Dataset excerpt
---*---

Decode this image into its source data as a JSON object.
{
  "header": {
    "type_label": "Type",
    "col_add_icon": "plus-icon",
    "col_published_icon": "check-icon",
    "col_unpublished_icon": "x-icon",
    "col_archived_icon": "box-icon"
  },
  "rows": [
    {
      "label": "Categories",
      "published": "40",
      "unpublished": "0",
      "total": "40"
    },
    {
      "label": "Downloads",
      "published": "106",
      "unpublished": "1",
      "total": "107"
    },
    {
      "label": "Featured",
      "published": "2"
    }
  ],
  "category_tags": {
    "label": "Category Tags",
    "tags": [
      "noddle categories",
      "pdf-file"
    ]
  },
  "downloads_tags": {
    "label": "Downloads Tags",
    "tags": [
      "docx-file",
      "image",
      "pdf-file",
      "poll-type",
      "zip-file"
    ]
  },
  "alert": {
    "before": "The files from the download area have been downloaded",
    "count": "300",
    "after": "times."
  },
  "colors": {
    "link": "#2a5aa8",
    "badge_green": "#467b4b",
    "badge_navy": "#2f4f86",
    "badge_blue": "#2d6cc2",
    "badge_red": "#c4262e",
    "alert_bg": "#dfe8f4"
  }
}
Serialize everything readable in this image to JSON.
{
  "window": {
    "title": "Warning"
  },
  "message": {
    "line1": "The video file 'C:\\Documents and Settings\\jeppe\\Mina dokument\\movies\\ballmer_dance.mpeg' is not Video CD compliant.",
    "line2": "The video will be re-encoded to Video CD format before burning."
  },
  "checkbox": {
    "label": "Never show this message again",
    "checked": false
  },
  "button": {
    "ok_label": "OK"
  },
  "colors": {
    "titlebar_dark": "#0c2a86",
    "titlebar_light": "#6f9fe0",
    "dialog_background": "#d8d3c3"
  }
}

---*---

**What needs to be done:** Whenever "JSON" turns up in a line, pick that line out.

**Solution to the problem:**
Decode this image into its source data as a JSON object.
Serialize everything readable in this image to JSON.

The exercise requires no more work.